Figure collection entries
*** Begin section ***

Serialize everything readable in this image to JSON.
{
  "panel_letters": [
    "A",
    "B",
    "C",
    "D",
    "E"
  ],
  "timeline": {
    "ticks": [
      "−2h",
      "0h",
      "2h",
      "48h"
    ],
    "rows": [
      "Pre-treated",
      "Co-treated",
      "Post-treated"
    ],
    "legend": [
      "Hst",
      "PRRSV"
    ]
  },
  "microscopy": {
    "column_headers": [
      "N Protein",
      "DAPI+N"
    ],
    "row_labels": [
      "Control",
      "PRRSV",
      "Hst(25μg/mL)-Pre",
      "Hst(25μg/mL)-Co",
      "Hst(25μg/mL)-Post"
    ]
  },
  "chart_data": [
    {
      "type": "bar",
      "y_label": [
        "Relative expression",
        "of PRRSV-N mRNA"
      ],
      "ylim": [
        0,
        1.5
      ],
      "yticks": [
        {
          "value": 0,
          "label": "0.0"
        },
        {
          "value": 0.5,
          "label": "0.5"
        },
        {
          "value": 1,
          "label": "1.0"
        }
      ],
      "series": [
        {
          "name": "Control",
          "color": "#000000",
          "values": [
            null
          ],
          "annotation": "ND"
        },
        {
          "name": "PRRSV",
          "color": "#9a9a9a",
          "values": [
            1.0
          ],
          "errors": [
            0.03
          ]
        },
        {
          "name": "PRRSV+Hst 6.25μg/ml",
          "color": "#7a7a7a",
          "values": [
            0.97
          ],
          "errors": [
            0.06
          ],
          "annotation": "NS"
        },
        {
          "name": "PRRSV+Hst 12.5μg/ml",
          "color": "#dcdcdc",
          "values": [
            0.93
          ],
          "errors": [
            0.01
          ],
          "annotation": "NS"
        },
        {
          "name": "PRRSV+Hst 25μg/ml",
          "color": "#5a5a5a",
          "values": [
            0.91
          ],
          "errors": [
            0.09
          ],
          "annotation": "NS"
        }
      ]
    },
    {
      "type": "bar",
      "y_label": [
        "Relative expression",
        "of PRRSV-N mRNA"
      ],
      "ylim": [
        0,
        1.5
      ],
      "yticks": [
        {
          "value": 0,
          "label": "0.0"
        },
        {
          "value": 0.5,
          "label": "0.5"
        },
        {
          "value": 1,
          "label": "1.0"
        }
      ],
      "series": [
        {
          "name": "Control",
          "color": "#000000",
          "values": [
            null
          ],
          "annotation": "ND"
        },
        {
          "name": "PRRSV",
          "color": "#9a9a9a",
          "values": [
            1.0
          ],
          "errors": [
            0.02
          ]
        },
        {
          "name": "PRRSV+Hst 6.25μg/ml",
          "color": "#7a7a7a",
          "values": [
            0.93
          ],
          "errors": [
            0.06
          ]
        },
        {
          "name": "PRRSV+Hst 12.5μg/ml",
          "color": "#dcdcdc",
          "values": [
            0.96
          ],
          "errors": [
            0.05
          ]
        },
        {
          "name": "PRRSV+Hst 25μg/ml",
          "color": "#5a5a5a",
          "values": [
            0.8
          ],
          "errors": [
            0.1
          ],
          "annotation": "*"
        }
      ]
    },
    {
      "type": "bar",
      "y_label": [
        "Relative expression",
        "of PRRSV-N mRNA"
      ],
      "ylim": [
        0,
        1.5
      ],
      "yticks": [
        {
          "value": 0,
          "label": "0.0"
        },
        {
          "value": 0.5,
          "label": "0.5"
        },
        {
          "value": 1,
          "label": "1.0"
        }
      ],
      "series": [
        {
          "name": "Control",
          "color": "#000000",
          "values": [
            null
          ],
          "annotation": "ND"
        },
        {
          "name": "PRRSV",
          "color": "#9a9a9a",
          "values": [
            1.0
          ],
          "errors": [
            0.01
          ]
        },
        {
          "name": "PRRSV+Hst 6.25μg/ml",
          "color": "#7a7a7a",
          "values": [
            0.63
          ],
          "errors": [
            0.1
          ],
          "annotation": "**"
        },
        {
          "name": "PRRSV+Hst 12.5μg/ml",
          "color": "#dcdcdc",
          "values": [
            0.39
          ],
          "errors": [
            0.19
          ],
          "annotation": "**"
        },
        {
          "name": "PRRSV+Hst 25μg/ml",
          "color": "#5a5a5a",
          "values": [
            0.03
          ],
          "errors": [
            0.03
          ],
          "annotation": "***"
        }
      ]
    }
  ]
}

*** End section ***

_TASK TO COMPLETE:_
Write the entries out again verbatim, every one of them.

_SOLUTION TO THE PROBLEM:_
Serialize everything readable in this image to JSON.
{
  "panel_letters": [
    "A",
    "B",
    "C",
    "D",
    "E"
  ],
  "timeline": {
    "ticks": [
      "−2h",
      "0h",
      "2h",
      "48h"
    ],
    "rows": [
      "Pre-treated",
      "Co-treated",
      "Post-treated"
    ],
    "legend": [
      "Hst",
      "PRRSV"
    ]
  },
  "microscopy": {
    "column_headers": [
      "N Protein",
      "DAPI+N"
    ],
    "row_labels": [
      "Control",
      "PRRSV",
      "Hst(25μg/mL)-Pre",
      "Hst(25μg/mL)-Co",
      "Hst(25μg/mL)-Post"
    ]
  },
  "chart_data": [
    {
      "type": "bar",
      "y_label": [
        "Relative expression",
        "of PRRSV-N mRNA"
      ],
      "ylim": [
        0,
        1.5
      ],
      "yticks": [
        {
          "value": 0,
          "label": "0.0"
        },
        {
          "value": 0.5,
          "label": "0.5"
        },
        {
          "value": 1,
          "label": "1.0"
        }
      ],
      "series": [
        {
          "name": "Control",
          "color": "#000000",
          "values": [
            null
          ],
          "annotation": "ND"
        },
        {
          "name": "PRRSV",
          "color": "#9a9a9a",
          "values": [
            1.0
          ],
          "errors": [
            0.03
          ]
        },
        {
          "name": "PRRSV+Hst 6.25μg/ml",
          "color": "#7a7a7a",
          "values": [
            0.97
          ],
          "errors": [
            0.06
          ],
          "annotation": "NS"
        },
        {
          "name": "PRRSV+Hst 12.5μg/ml",
          "color": "#dcdcdc",
          "values": [
            0.93
          ],
          "errors": [
            0.01
          ],
          "annotation": "NS"
        },
        {
          "name": "PRRSV+Hst 25μg/ml",
          "color": "#5a5a5a",
          "values": [
            0.91
          ],
          "errors": [
            0.09
          ],
          "annotation": "NS"
        }
      ]
    },
    {
      "type": "bar",
      "y_label": [
        "Relative expression",
        "of PRRSV-N mRNA"
      ],
      "ylim": [
        0,
        1.5
      ],
      "yticks": [
        {
          "value": 0,
          "label": "0.0"
        },
        {
          "value": 0.5,
          "label": "0.5"
        },
        {
          "value": 1,
          "label": "1.0"
        }
      ],
      "series": [
        {
          "name": "Control",
          "color": "#000000",
          "values": [
            null
          ],
          "annotation": "ND"
        },
        {
          "name": "PRRSV",
          "color": "#9a9a9a",
          "values": [
            1.0
          ],
          "errors": [
            0.02
          ]
        },
        {
          "name": "PRRSV+Hst 6.25μg/ml",
          "color": "#7a7a7a",
          "values": [
            0.93
          ],
          "errors": [
            0.06
          ]
        },
        {
          "name": "PRRSV+Hst 12.5μg/ml",
          "color": "#dcdcdc",
          "values": [
            0.96
          ],
          "errors": [
            0.05
          ]
        },
        {
          "name": "PRRSV+Hst 25μg/ml",
          "color": "#5a5a5a",
          "values": [
            0.8
          ],
          "errors": [
            0.1
          ],
          "annotation": "*"
        }
      ]
    },
    {
      "type": "bar",
      "y_label": [
        "Relative expression",
        "of PRRSV-N mRNA"
      ],
      "ylim": [
        0,
        1.5
      ],
      "yticks": [
        {
          "value": 0,
          "label": "0.0"
        },
        {
          "value": 0.5,
          "label": "0.5"
        },
        {
          "value": 1,
          "label": "1.0"
        }
      ],
      "series": [
        {
          "name": "Control",
          "color": "#000000",
          "values": [
            null
          ],
          "annotation": "ND"
        },
        {
          "name": "PRRSV",
          "color": "#9a9a9a",
          "values": [
            1.0
          ],
          "errors": [
            0.01
          ]
        },
        {
          "name": "PRRSV+Hst 6.25μg/ml",
          "color": "#7a7a7a",
          "values": [
            0.63
          ],
          "errors": [
            0.1
          ],
          "annotation": "**"
        },
        {
          "name": "PRRSV+Hst 12.5μg/ml",
          "color": "#dcdcdc",
          "values": [
            0.39
          ],
          "errors": [
            0.19
          ],
          "annotation": "**"
        },
        {
          "name": "PRRSV+Hst 25μg/ml",
          "color": "#5a5a5a",
          "values": [
            0.03
          ],
          "errors": [
            0.03
          ],
          "annotation": "***"
        }
      ]
    }
  ]
}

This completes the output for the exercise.